Work required> Do not include the pictures; repeat the rest of the data exactly.
======== Supplied entries
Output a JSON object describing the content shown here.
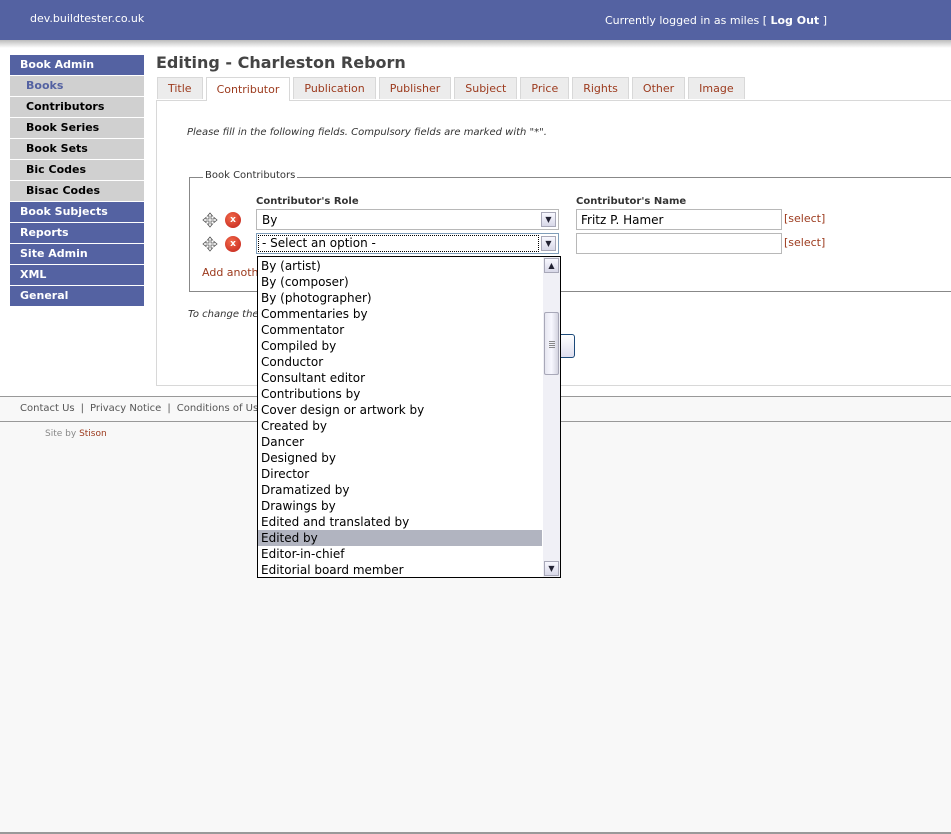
{
  "header": {
    "site_name": "dev.buildtester.co.uk",
    "login_prefix": "Currently logged in as miles [",
    "logout_label": "Log Out",
    "login_suffix": "]"
  },
  "sidebar": {
    "items": [
      {
        "label": "Book Admin",
        "type": "primary"
      },
      {
        "label": "Books",
        "type": "sub",
        "active": true
      },
      {
        "label": "Contributors",
        "type": "sub"
      },
      {
        "label": "Book Series",
        "type": "sub"
      },
      {
        "label": "Book Sets",
        "type": "sub"
      },
      {
        "label": "Bic Codes",
        "type": "sub"
      },
      {
        "label": "Bisac Codes",
        "type": "sub"
      },
      {
        "label": "Book Subjects",
        "type": "primary"
      },
      {
        "label": "Reports",
        "type": "primary"
      },
      {
        "label": "Site Admin",
        "type": "primary"
      },
      {
        "label": "XML",
        "type": "primary"
      },
      {
        "label": "General",
        "type": "primary"
      }
    ]
  },
  "main": {
    "title": "Editing - Charleston Reborn",
    "tabs": [
      {
        "label": "Title"
      },
      {
        "label": "Contributor",
        "active": true
      },
      {
        "label": "Publication"
      },
      {
        "label": "Publisher"
      },
      {
        "label": "Subject"
      },
      {
        "label": "Price"
      },
      {
        "label": "Rights"
      },
      {
        "label": "Other"
      },
      {
        "label": "Image"
      }
    ],
    "intro": "Please fill in the following fields. Compulsory fields are marked with \"*\".",
    "fieldset_legend": "Book Contributors",
    "role_header": "Contributor's Role",
    "name_header": "Contributor's Name",
    "rows": [
      {
        "role": "By",
        "name": "Fritz P. Hamer",
        "select_link": "[select]"
      },
      {
        "role": "- Select an option -",
        "name": "",
        "select_link": "[select]"
      }
    ],
    "add_another": "Add another",
    "change_note": "To change the"
  },
  "dropdown": {
    "highlighted": "Edited by",
    "options": [
      "By (artist)",
      "By (composer)",
      "By (photographer)",
      "Commentaries by",
      "Commentator",
      "Compiled by",
      "Conductor",
      "Consultant editor",
      "Contributions by",
      "Cover design or artwork by",
      "Created by",
      "Dancer",
      "Designed by",
      "Director",
      "Dramatized by",
      "Drawings by",
      "Edited and translated by",
      "Edited by",
      "Editor-in-chief",
      "Editorial board member"
    ]
  },
  "footer": {
    "links": [
      "Contact Us",
      "Privacy Notice",
      "Conditions of Use"
    ],
    "site_by_prefix": "Site by",
    "site_by_name": "Stison"
  },
  "colors": {
    "brand": "#5462a2",
    "link": "#9c3a1d",
    "sub_nav_bg": "#d0d0d0",
    "highlight": "#b1b4c0"
  }
}
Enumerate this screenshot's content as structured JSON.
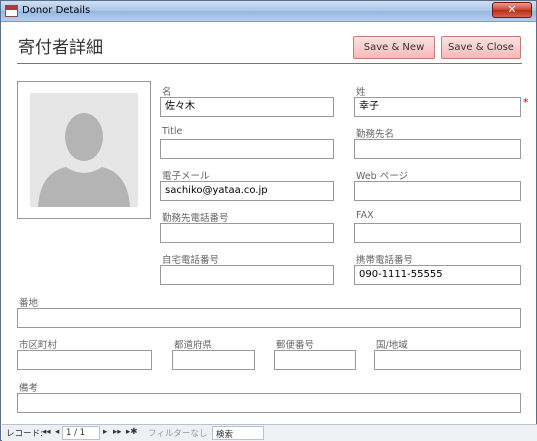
{
  "window": {
    "title": "Donor Details",
    "close_label": "✕"
  },
  "form": {
    "title": "寄付者詳細"
  },
  "buttons": {
    "save_new": "Save & New",
    "save_close": "Save & Close"
  },
  "photo": {
    "icon": "person-silhouette-icon"
  },
  "fields": {
    "first_name": {
      "label": "名",
      "value": "佐々木"
    },
    "last_name": {
      "label": "姓",
      "value": "幸子",
      "required_mark": "*"
    },
    "title": {
      "label": "Title",
      "value": ""
    },
    "company": {
      "label": "勤務先名",
      "value": ""
    },
    "email": {
      "label": "電子メール",
      "value": "sachiko@yataa.co.jp"
    },
    "web_page": {
      "label": "Web ページ",
      "value": ""
    },
    "business_phone": {
      "label": "勤務先電話番号",
      "value": ""
    },
    "fax": {
      "label": "FAX",
      "value": ""
    },
    "home_phone": {
      "label": "自宅電話番号",
      "value": ""
    },
    "mobile_phone": {
      "label": "携帯電話番号",
      "value": "090-1111-55555"
    },
    "address": {
      "label": "番地",
      "value": ""
    },
    "city": {
      "label": "市区町村",
      "value": ""
    },
    "prefecture": {
      "label": "都道府県",
      "value": ""
    },
    "zip": {
      "label": "郵便番号",
      "value": ""
    },
    "country": {
      "label": "国/地域",
      "value": ""
    },
    "notes": {
      "label": "備考",
      "value": ""
    }
  },
  "statusbar": {
    "record_label": "レコード:",
    "first": "◂◂",
    "prev": "◂",
    "position": "1 / 1",
    "next": "▸",
    "last": "▸▸",
    "new": "▸✱",
    "filter": "フィルターなし",
    "search": "検索"
  },
  "colors": {
    "accent_button": "#f5b9b9",
    "required": "#dd0000",
    "titlebar": "#a9c6e8"
  }
}
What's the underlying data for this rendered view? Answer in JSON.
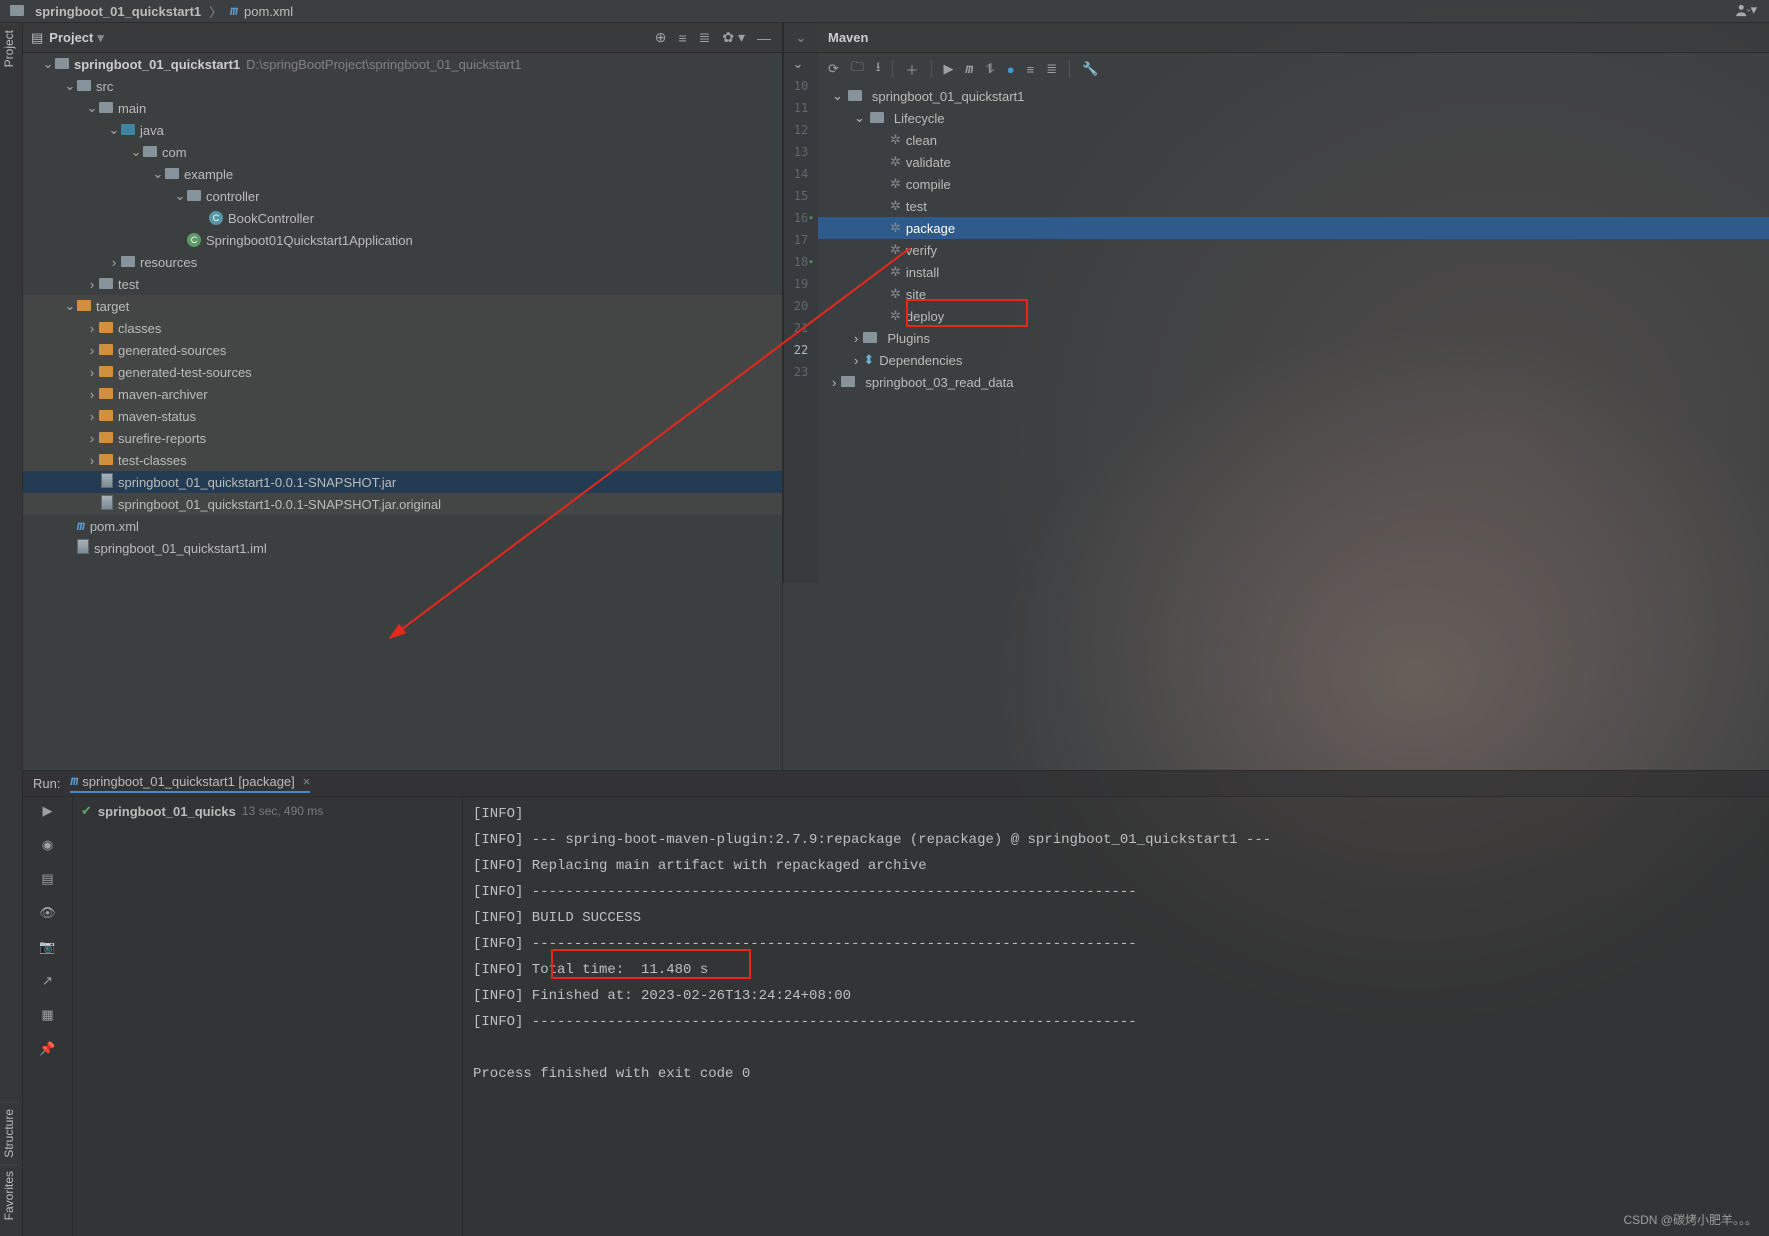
{
  "breadcrumb": {
    "proj": "springboot_01_quickstart1",
    "file": "pom.xml"
  },
  "left_rail": {
    "project": "Project",
    "structure": "Structure",
    "favorites": "Favorites"
  },
  "project_pane": {
    "title": "Project",
    "root": {
      "name": "springboot_01_quickstart1",
      "path": "D:\\springBootProject\\springboot_01_quickstart1"
    },
    "src": "src",
    "main": "main",
    "java": "java",
    "com": "com",
    "example": "example",
    "controller": "controller",
    "book_ctrl": "BookController",
    "app_class": "Springboot01Quickstart1Application",
    "resources": "resources",
    "test": "test",
    "target": "target",
    "target_children": [
      "classes",
      "generated-sources",
      "generated-test-sources",
      "maven-archiver",
      "maven-status",
      "surefire-reports",
      "test-classes"
    ],
    "jar": "springboot_01_quickstart1-0.0.1-SNAPSHOT.jar",
    "jar_orig": "springboot_01_quickstart1-0.0.1-SNAPSHOT.jar.original",
    "pom": "pom.xml",
    "iml": "springboot_01_quickstart1.iml"
  },
  "gutter": {
    "lines": [
      "10",
      "11",
      "12",
      "13",
      "14",
      "15",
      "16",
      "17",
      "18",
      "19",
      "20",
      "21",
      "22",
      "23"
    ],
    "current": "22"
  },
  "maven": {
    "title": "Maven",
    "root": "springboot_01_quickstart1",
    "lifecycle": "Lifecycle",
    "phases": [
      "clean",
      "validate",
      "compile",
      "test",
      "package",
      "verify",
      "install",
      "site",
      "deploy"
    ],
    "selected": "package",
    "plugins": "Plugins",
    "deps": "Dependencies",
    "other_proj": "springboot_03_read_data"
  },
  "run": {
    "label": "Run:",
    "tab": "springboot_01_quickstart1 [package]",
    "task_name": "springboot_01_quicks",
    "task_time": "13 sec, 490 ms",
    "lines": [
      "[INFO]",
      "[INFO] --- spring-boot-maven-plugin:2.7.9:repackage (repackage) @ springboot_01_quickstart1 ---",
      "[INFO] Replacing main artifact with repackaged archive",
      "[INFO] ------------------------------------------------------------------------",
      "[INFO] BUILD SUCCESS",
      "[INFO] ------------------------------------------------------------------------",
      "[INFO] Total time:  11.480 s",
      "[INFO] Finished at: 2023-02-26T13:24:24+08:00",
      "[INFO] ------------------------------------------------------------------------",
      "",
      "Process finished with exit code 0"
    ],
    "success_text": "BUILD SUCCESS"
  },
  "watermark": "CSDN @碳烤小肥羊。。。"
}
================
Solution>
Output a JSON object describing the content shown here.
{
  "header": {
    "site_name": "dev.buildtester.co.uk",
    "login_prefix": "Currently logged in as miles [",
    "logout_label": "Log Out",
    "login_suffix": "]"
  },
  "sidebar": {
    "items": [
      {
        "label": "Book Admin",
        "type": "primary"
      },
      {
        "label": "Books",
        "type": "sub",
        "active": true
      },
      {
        "label": "Contributors",
        "type": "sub"
      },
      {
        "label": "Book Series",
        "type": "sub"
      },
      {
        "label": "Book Sets",
        "type": "sub"
      },
      {
        "label": "Bic Codes",
        "type": "sub"
      },
      {
        "label": "Bisac Codes",
        "type": "sub"
      },
      {
        "label": "Book Subjects",
        "type": "primary"
      },
      {
        "label": "Reports",
        "type": "primary"
      },
      {
        "label": "Site Admin",
        "type": "primary"
      },
      {
        "label": "XML",
        "type": "primary"
      },
      {
        "label": "General",
        "type": "primary"
      }
    ]
  },
  "main": {
    "title": "Editing - Charleston Reborn",
    "tabs": [
      {
        "label": "Title"
      },
      {
        "label": "Contributor",
        "active": true
      },
      {
        "label": "Publication"
      },
      {
        "label": "Publisher"
      },
      {
        "label": "Subject"
      },
      {
        "label": "Price"
      },
      {
        "label": "Rights"
      },
      {
        "label": "Other"
      },
      {
        "label": "Image"
      }
    ],
    "intro": "Please fill in the following fields. Compulsory fields are marked with \"*\".",
    "fieldset_legend": "Book Contributors",
    "role_header": "Contributor's Role",
    "name_header": "Contributor's Name",
    "rows": [
      {
        "role": "By",
        "name": "Fritz P. Hamer",
        "select_link": "[select]"
      },
      {
        "role": "- Select an option -",
        "name": "",
        "select_link": "[select]"
      }
    ],
    "add_another": "Add another",
    "change_note": "To change the"
  },
  "dropdown": {
    "highlighted": "Edited by",
    "options": [
      "By (artist)",
      "By (composer)",
      "By (photographer)",
      "Commentaries by",
      "Commentator",
      "Compiled by",
      "Conductor",
      "Consultant editor",
      "Contributions by",
      "Cover design or artwork by",
      "Created by",
      "Dancer",
      "Designed by",
      "Director",
      "Dramatized by",
      "Drawings by",
      "Edited and translated by",
      "Edited by",
      "Editor-in-chief",
      "Editorial board member"
    ]
  },
  "footer": {
    "links": [
      "Contact Us",
      "Privacy Notice",
      "Conditions of Use"
    ],
    "site_by_prefix": "Site by",
    "site_by_name": "Stison"
  },
  "colors": {
    "brand": "#5462a2",
    "link": "#9c3a1d",
    "sub_nav_bg": "#d0d0d0",
    "highlight": "#b1b4c0"
  }
}
Enumerate this screenshot's content as structured JSON.
{
  "window": {
    "title": "Donor Details",
    "close_label": "✕"
  },
  "form": {
    "title": "寄付者詳細"
  },
  "buttons": {
    "save_new": "Save & New",
    "save_close": "Save & Close"
  },
  "photo": {
    "icon": "person-silhouette-icon"
  },
  "fields": {
    "first_name": {
      "label": "名",
      "value": "佐々木"
    },
    "last_name": {
      "label": "姓",
      "value": "幸子",
      "required_mark": "*"
    },
    "title": {
      "label": "Title",
      "value": ""
    },
    "company": {
      "label": "勤務先名",
      "value": ""
    },
    "email": {
      "label": "電子メール",
      "value": "sachiko@yataa.co.jp"
    },
    "web_page": {
      "label": "Web ページ",
      "value": ""
    },
    "business_phone": {
      "label": "勤務先電話番号",
      "value": ""
    },
    "fax": {
      "label": "FAX",
      "value": ""
    },
    "home_phone": {
      "label": "自宅電話番号",
      "value": ""
    },
    "mobile_phone": {
      "label": "携帯電話番号",
      "value": "090-1111-55555"
    },
    "address": {
      "label": "番地",
      "value": ""
    },
    "city": {
      "label": "市区町村",
      "value": ""
    },
    "prefecture": {
      "label": "都道府県",
      "value": ""
    },
    "zip": {
      "label": "郵便番号",
      "value": ""
    },
    "country": {
      "label": "国/地域",
      "value": ""
    },
    "notes": {
      "label": "備考",
      "value": ""
    }
  },
  "statusbar": {
    "record_label": "レコード:",
    "first": "◂◂",
    "prev": "◂",
    "position": "1 / 1",
    "next": "▸",
    "last": "▸▸",
    "new": "▸✱",
    "filter": "フィルターなし",
    "search": "検索"
  },
  "colors": {
    "accent_button": "#f5b9b9",
    "required": "#dd0000",
    "titlebar": "#a9c6e8"
  }
}
What's the underlying data for this rendered view? Answer in JSON.
{
  "breadcrumb": {
    "proj": "springboot_01_quickstart1",
    "file": "pom.xml"
  },
  "left_rail": {
    "project": "Project",
    "structure": "Structure",
    "favorites": "Favorites"
  },
  "project_pane": {
    "title": "Project",
    "root": {
      "name": "springboot_01_quickstart1",
      "path": "D:\\springBootProject\\springboot_01_quickstart1"
    },
    "src": "src",
    "main": "main",
    "java": "java",
    "com": "com",
    "example": "example",
    "controller": "controller",
    "book_ctrl": "BookController",
    "app_class": "Springboot01Quickstart1Application",
    "resources": "resources",
    "test": "test",
    "target": "target",
    "target_children": [
      "classes",
      "generated-sources",
      "generated-test-sources",
      "maven-archiver",
      "maven-status",
      "surefire-reports",
      "test-classes"
    ],
    "jar": "springboot_01_quickstart1-0.0.1-SNAPSHOT.jar",
    "jar_orig": "springboot_01_quickstart1-0.0.1-SNAPSHOT.jar.original",
    "pom": "pom.xml",
    "iml": "springboot_01_quickstart1.iml"
  },
  "gutter": {
    "lines": [
      "10",
      "11",
      "12",
      "13",
      "14",
      "15",
      "16",
      "17",
      "18",
      "19",
      "20",
      "21",
      "22",
      "23"
    ],
    "current": "22"
  },
  "maven": {
    "title": "Maven",
    "root": "springboot_01_quickstart1",
    "lifecycle": "Lifecycle",
    "phases": [
      "clean",
      "validate",
      "compile",
      "test",
      "package",
      "verify",
      "install",
      "site",
      "deploy"
    ],
    "selected": "package",
    "plugins": "Plugins",
    "deps": "Dependencies",
    "other_proj": "springboot_03_read_data"
  },
  "run": {
    "label": "Run:",
    "tab": "springboot_01_quickstart1 [package]",
    "task_name": "springboot_01_quicks",
    "task_time": "13 sec, 490 ms",
    "lines": [
      "[INFO]",
      "[INFO] --- spring-boot-maven-plugin:2.7.9:repackage (repackage) @ springboot_01_quickstart1 ---",
      "[INFO] Replacing main artifact with repackaged archive",
      "[INFO] ------------------------------------------------------------------------",
      "[INFO] BUILD SUCCESS",
      "[INFO] ------------------------------------------------------------------------",
      "[INFO] Total time:  11.480 s",
      "[INFO] Finished at: 2023-02-26T13:24:24+08:00",
      "[INFO] ------------------------------------------------------------------------",
      "",
      "Process finished with exit code 0"
    ],
    "success_text": "BUILD SUCCESS"
  },
  "watermark": "CSDN @碳烤小肥羊。。。"
}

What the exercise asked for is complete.